-- Written problem --
Write out the records below word for word, please.

-- Records for the task --
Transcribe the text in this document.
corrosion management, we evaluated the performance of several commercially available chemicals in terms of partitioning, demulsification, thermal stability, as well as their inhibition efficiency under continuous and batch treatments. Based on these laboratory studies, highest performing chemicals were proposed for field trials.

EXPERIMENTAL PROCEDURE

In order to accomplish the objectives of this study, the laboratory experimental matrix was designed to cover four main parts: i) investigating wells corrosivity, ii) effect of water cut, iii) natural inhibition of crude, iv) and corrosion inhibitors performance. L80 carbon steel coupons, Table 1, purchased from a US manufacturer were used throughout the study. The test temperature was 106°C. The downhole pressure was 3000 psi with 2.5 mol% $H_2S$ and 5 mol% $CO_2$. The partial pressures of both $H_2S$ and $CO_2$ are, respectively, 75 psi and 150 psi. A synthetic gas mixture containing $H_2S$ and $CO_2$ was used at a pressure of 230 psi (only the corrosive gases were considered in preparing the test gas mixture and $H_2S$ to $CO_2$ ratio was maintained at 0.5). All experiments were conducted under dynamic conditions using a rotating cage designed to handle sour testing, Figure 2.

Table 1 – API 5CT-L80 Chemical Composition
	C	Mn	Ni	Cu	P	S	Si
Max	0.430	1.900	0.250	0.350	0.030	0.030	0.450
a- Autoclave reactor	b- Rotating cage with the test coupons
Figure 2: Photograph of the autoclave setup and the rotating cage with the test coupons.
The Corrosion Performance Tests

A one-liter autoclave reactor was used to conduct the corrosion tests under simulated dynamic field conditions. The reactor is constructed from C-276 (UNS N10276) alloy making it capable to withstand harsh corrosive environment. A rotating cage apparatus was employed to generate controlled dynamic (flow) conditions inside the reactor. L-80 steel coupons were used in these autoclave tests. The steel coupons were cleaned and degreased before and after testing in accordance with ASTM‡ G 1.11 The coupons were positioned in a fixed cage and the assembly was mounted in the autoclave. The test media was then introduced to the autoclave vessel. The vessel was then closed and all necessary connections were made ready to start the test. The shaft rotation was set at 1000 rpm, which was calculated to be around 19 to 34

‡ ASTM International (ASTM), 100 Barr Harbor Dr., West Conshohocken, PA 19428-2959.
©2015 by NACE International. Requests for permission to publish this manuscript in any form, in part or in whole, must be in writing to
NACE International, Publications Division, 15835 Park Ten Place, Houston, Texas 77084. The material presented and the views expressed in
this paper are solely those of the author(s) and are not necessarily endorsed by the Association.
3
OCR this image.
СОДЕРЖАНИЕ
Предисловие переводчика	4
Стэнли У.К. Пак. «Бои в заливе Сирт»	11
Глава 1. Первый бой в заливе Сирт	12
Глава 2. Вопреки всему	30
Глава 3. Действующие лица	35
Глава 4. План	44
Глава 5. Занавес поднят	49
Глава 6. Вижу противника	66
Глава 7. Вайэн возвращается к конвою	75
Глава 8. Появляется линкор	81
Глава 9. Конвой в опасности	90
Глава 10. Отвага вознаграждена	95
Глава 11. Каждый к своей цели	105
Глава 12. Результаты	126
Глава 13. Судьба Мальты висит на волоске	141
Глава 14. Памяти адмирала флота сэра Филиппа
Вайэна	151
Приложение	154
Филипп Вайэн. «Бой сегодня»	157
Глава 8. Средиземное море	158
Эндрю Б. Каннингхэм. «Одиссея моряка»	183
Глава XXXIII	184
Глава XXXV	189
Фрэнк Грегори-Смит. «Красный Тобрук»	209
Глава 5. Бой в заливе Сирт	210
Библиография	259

-- Task output --
Transcribe the text in this document.
corrosion management, we evaluated the performance of several commercially available chemicals in terms of partitioning, demulsification, thermal stability, as well as their inhibition efficiency under continuous and batch treatments. Based on these laboratory studies, highest performing chemicals were proposed for field trials.

EXPERIMENTAL PROCEDURE

In order to accomplish the objectives of this study, the laboratory experimental matrix was designed to cover four main parts: i) investigating wells corrosivity, ii) effect of water cut, iii) natural inhibition of crude, iv) and corrosion inhibitors performance. L80 carbon steel coupons, Table 1, purchased from a US manufacturer were used throughout the study. The test temperature was 106°C. The downhole pressure was 3000 psi with 2.5 mol% $H_2S$ and 5 mol% $CO_2$. The partial pressures of both $H_2S$ and $CO_2$ are, respectively, 75 psi and 150 psi. A synthetic gas mixture containing $H_2S$ and $CO_2$ was used at a pressure of 230 psi (only the corrosive gases were considered in preparing the test gas mixture and $H_2S$ to $CO_2$ ratio was maintained at 0.5). All experiments were conducted under dynamic conditions using a rotating cage designed to handle sour testing, Figure 2.

Table 1 – API 5CT-L80 Chemical Composition
	C	Mn	Ni	Cu	P	S	Si
Max	0.430	1.900	0.250	0.350	0.030	0.030	0.450
a- Autoclave reactor	b- Rotating cage with the test coupons
Figure 2: Photograph of the autoclave setup and the rotating cage with the test coupons.
The Corrosion Performance Tests

A one-liter autoclave reactor was used to conduct the corrosion tests under simulated dynamic field conditions. The reactor is constructed from C-276 (UNS N10276) alloy making it capable to withstand harsh corrosive environment. A rotating cage apparatus was employed to generate controlled dynamic (flow) conditions inside the reactor. L-80 steel coupons were used in these autoclave tests. The steel coupons were cleaned and degreased before and after testing in accordance with ASTM‡ G 1.11 The coupons were positioned in a fixed cage and the assembly was mounted in the autoclave. The test media was then introduced to the autoclave vessel. The vessel was then closed and all necessary connections were made ready to start the test. The shaft rotation was set at 1000 rpm, which was calculated to be around 19 to 34

‡ ASTM International (ASTM), 100 Barr Harbor Dr., West Conshohocken, PA 19428-2959.
©2015 by NACE International. Requests for permission to publish this manuscript in any form, in part or in whole, must be in writing to
NACE International, Publications Division, 15835 Park Ten Place, Houston, Texas 77084. The material presented and the views expressed in
this paper are solely those of the author(s) and are not necessarily endorsed by the Association.
3
OCR this image.
СОДЕРЖАНИЕ
Предисловие переводчика	4
Стэнли У.К. Пак. «Бои в заливе Сирт»	11
Глава 1. Первый бой в заливе Сирт	12
Глава 2. Вопреки всему	30
Глава 3. Действующие лица	35
Глава 4. План	44
Глава 5. Занавес поднят	49
Глава 6. Вижу противника	66
Глава 7. Вайэн возвращается к конвою	75
Глава 8. Появляется линкор	81
Глава 9. Конвой в опасности	90
Глава 10. Отвага вознаграждена	95
Глава 11. Каждый к своей цели	105
Глава 12. Результаты	126
Глава 13. Судьба Мальты висит на волоске	141
Глава 14. Памяти адмирала флота сэра Филиппа
Вайэна	151
Приложение	154
Филипп Вайэн. «Бой сегодня»	157
Глава 8. Средиземное море	158
Эндрю Б. Каннингхэм. «Одиссея моряка»	183
Глава XXXIII	184
Глава XXXV	189
Фрэнк Грегори-Смит. «Красный Тобрук»	209
Глава 5. Бой в заливе Сирт	210
Библиография	259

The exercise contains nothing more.